▶ [Task set]:
• a. Reproduce the passage from the discussion of sexual compatibility starting with "That first section" and going on through "her hair too.".
• b. Condense the paragraph of the discussion of sexual compatibility that opens with "Sexual desire towards a person can change" into a bulleted list that keeps its main facts.

# Start of Page

I’ll leave ‘em there for now. For one thing, I realized that in my frenzy of attempting to reply while multi-tasking (I’m at work), I probably gave the wrong impression about what my point (and yes, I do have one) really is. This comment (nice and succint) is probably the only one you should pay attention to.
What about changes that occur in people? Or are you asserting that what someone wants when they are X years old will be what someone wants years later. That there is little variation within people regarding sexual matters over time.
So, they get married after testing each other out and finding they are compatible in terms of sexuality (since, for both, this is of high priority), then upon aging some years, their priorities change and no longer match. What happens then, when the outcome of the “testing” done years ago no longer applies to the situation?
That first section should have nothing but question marks as punctuation. One of my own pet peeves.
equally yoked?
I had a girlfriend that went for that.
she liked me to pull her hair too.
and tie her feet to her hands.
I think she was religious, because right before she came she’d shout “Oh, god, oh Jesus, oh keep doing THAT!”
Praise Jesus.
Changes do occur in people so that does need to be taken into account. My sex drive now at 26 is no where near where it was at 20 and will probably change by the time I’m 35 either for better or worse.
Relationships are about people first and foremost. Do you need to be compatible on any level to have a meaningful healthy relationship? I say no but various dating sites would disagree with me. As far as a relationship goes (of any kind) sex really doesn’t make a dent in how your relationship is. Do you bang all of your guy/girl friends? No. Do you want to? That may be a different matter entirely and for some men, that answer is yes which leaves them pretty lost when it comes to actually connecting to people of the opposite sex. So while sex and sexual desire for a person is something of a light switch that can be turned on and off (I would say at will, but people can cop out all they want).
Sexual desire towards a person can change as appearances or other outside influences change. Another thing that can change quite a bit is performance. Sex is somewhat of a learned behavior and while the act itself isn’t, the technique and pleasure can easily be tweaked. Problem with that is most people are content with certain habits and rarely venture outside of their comfort zone. Is it impossible for a man that wants sex once a week to change to match his partner? Nope, not at all. If it was communicated that it was a big deal, (you know, words and such not just banging the next guy that comes along) maybe something could be done about it.
Sexual compatibility is one area of a relationship that has the capacity to change greatly over time. Putting high emphasis on it regardless of whether or not it matters to you seems rather foolish. Who am I to tell people what to do though? I’m a Christian, I’ve had premarital sex and I can say sex does matter to me though I’m not going to go divorcing someone just because I don’t get it enough. I can take that low road if I want to be a total ass but I like to think I’m marrying a person and not just a walking set of boobs and a vagina. I can see how potentially it could get me having fits from time to time but ultimately it should take a lot more than just that to want out of a relationship especially since in the land of marriage compromise should aim for some sort of middle ground.
I can go on about the difference between sacrifice and compromise in a relationship but I’ll save that one. Sacrifice can only be done for so long before it becomes suicide.

# End of Page
# Start of Provided data

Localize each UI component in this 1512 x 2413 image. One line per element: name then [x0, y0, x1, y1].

# End of Provided data

▶ [Answers for the exercise]:
• a.
That first section should have nothing but question marks as punctuation. One of my own pet peeves.
equally yoked?
I had a girlfriend that went for that.
she liked me to pull her hair too.

• b.
- Sexual desire toward a person can change as appearance or other outside influences change.
- Performance can also change quite a bit.
- Sex is partly learned: the act itself isn't, but technique and pleasure can easily be adjusted.
- Most people settle into habits and rarely leave their comfort zone.
- A man who wants sex once a week can change to match his partner.
- If a partner communicated in words that it was a big deal, rather than turning to someone else, something might be done about it.